(Set exercise): Work out how many lines of the material below mention the word "grid"; reply with the number only.
── Data provided ──
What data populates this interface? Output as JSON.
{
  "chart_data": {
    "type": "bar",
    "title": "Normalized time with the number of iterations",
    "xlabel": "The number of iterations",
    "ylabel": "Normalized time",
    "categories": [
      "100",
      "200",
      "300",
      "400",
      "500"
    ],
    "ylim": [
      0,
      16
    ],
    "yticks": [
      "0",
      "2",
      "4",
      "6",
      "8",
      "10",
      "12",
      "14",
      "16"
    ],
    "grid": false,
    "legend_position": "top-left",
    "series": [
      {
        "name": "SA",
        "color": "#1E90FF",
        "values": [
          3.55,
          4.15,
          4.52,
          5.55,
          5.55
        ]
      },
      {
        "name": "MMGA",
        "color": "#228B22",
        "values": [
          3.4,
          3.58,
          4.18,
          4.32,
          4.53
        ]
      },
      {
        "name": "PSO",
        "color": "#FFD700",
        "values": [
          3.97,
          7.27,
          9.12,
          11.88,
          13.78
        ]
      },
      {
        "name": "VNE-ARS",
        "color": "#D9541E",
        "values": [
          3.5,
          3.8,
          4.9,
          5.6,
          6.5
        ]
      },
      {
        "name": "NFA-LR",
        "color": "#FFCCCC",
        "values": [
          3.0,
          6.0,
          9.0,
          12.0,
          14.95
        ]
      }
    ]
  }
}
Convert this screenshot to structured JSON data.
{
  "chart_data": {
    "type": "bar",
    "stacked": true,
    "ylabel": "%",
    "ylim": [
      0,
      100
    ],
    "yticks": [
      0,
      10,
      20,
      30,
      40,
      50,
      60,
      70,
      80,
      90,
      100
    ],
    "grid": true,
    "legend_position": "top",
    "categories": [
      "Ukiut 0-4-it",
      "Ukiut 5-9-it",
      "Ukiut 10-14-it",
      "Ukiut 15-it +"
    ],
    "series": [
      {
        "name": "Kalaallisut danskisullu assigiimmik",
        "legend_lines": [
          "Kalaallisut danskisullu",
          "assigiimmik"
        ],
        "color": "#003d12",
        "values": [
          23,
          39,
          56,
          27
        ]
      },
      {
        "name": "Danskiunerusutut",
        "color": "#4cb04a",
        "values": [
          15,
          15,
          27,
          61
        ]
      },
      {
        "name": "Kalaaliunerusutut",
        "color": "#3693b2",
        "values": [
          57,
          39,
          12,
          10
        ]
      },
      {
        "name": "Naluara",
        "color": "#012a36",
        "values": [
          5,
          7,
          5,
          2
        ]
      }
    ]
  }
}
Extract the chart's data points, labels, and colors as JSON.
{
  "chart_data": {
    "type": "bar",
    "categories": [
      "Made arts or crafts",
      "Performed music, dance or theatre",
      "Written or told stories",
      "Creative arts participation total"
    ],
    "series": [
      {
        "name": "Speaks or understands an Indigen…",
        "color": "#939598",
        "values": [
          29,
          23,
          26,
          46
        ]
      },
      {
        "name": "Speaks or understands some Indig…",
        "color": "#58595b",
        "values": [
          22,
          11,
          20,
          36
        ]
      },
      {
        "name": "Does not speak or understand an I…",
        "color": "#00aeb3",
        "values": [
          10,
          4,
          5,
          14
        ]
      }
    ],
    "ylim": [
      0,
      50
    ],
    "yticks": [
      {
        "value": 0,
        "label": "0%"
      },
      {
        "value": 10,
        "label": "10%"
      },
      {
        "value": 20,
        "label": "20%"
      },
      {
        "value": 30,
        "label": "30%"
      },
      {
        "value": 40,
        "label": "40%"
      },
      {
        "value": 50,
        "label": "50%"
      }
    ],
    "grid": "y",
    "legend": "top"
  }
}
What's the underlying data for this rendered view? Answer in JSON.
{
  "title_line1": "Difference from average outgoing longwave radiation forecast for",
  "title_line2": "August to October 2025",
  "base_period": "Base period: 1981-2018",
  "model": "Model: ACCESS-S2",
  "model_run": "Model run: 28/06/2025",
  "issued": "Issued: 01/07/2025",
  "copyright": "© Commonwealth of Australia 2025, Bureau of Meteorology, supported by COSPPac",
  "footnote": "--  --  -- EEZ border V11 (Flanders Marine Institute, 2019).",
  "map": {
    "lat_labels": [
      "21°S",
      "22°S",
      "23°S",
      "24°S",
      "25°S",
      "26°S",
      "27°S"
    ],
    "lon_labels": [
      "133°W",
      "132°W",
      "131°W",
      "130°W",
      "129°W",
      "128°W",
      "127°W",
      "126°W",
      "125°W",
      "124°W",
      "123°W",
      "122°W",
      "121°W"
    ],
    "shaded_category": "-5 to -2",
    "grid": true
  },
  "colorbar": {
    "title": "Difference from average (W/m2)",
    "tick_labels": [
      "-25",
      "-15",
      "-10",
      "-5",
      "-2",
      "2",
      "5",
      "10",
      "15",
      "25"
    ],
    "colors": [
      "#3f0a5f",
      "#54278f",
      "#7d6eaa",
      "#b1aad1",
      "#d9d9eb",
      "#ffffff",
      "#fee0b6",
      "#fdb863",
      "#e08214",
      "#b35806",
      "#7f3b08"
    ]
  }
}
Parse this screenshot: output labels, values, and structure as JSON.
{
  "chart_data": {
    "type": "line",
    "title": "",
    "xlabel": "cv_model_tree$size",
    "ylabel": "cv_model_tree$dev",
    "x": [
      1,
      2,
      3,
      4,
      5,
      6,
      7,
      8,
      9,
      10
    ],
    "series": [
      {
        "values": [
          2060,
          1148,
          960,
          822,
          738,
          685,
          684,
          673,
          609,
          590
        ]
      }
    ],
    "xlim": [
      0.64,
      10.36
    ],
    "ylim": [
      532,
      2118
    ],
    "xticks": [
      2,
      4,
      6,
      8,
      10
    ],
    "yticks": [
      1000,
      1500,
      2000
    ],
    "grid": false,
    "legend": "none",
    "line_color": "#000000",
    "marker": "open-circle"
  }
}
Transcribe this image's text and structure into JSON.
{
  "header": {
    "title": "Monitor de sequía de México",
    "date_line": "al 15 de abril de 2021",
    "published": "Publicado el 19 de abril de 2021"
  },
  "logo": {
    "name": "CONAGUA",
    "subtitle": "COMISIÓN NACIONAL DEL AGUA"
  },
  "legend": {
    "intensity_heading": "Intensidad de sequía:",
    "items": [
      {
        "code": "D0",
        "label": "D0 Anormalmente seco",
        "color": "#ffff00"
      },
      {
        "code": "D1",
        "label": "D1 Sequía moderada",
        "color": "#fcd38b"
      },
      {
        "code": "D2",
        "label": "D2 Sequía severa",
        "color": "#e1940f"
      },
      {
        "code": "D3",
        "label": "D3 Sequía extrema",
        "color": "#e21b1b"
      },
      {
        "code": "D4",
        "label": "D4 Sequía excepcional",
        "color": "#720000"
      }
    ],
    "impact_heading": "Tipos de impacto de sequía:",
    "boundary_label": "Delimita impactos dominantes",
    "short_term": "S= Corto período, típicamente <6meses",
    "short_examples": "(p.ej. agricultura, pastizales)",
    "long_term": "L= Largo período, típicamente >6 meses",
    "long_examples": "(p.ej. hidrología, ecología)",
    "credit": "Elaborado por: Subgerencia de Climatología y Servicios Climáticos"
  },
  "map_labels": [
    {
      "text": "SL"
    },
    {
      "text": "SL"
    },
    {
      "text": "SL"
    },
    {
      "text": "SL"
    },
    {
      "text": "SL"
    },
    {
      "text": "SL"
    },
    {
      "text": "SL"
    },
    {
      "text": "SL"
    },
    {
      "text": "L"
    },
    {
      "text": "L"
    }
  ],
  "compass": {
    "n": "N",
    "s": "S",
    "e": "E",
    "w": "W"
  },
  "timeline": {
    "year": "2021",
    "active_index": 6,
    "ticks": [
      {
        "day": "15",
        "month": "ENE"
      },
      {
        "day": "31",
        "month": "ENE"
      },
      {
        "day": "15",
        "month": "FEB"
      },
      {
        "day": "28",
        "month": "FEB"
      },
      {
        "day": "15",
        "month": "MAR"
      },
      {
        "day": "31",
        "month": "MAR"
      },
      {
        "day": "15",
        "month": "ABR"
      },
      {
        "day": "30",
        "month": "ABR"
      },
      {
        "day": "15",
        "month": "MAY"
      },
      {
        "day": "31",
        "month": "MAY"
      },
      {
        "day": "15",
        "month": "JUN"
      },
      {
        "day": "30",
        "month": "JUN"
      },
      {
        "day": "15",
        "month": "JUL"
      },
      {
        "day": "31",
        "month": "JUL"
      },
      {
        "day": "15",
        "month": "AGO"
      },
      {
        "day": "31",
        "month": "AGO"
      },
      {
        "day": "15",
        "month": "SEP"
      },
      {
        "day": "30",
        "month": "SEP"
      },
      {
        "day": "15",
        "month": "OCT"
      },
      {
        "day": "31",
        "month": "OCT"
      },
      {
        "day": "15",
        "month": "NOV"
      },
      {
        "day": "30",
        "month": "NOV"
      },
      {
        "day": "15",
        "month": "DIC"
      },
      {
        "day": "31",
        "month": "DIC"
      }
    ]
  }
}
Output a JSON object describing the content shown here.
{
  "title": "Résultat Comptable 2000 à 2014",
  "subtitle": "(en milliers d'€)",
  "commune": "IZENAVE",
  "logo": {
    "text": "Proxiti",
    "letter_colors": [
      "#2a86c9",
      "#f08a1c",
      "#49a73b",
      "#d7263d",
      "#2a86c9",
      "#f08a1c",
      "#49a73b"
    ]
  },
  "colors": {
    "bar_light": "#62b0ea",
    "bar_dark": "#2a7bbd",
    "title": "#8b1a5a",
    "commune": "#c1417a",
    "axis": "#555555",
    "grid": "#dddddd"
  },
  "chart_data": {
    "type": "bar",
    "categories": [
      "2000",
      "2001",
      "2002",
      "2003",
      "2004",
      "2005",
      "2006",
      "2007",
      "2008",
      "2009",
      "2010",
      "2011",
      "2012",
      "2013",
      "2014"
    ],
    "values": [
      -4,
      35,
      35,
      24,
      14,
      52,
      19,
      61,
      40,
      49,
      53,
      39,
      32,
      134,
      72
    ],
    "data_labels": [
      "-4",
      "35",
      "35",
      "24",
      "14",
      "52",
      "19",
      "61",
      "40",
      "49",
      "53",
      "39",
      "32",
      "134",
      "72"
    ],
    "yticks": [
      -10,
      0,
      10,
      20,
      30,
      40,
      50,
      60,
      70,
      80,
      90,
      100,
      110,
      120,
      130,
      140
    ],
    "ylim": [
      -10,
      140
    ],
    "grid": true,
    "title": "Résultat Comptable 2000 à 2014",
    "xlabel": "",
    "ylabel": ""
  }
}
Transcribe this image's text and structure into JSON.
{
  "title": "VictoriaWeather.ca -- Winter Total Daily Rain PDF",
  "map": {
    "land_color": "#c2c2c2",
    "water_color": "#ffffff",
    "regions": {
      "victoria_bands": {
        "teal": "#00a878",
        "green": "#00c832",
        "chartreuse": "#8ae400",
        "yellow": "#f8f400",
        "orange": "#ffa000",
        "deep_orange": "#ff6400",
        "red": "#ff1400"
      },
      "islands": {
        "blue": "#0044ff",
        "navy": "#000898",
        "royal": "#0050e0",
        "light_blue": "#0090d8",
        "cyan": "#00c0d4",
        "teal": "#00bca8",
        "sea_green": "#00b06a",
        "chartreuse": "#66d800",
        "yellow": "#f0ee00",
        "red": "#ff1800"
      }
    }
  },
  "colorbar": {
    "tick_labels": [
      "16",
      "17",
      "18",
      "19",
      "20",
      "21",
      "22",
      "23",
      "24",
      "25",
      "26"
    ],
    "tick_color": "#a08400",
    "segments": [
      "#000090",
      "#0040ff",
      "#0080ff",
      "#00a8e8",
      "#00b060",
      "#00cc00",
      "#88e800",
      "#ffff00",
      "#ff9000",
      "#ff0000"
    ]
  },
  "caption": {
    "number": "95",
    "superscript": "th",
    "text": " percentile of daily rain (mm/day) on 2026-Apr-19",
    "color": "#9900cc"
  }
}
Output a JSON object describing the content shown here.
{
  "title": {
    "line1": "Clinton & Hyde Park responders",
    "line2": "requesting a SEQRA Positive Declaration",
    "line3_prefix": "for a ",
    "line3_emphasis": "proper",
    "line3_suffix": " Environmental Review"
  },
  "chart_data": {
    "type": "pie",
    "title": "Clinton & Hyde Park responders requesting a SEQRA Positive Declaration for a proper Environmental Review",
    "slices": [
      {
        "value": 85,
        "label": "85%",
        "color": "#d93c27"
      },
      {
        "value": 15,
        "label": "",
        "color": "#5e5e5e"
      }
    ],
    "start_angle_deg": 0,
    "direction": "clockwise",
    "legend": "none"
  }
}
───
(Answer to the task): 7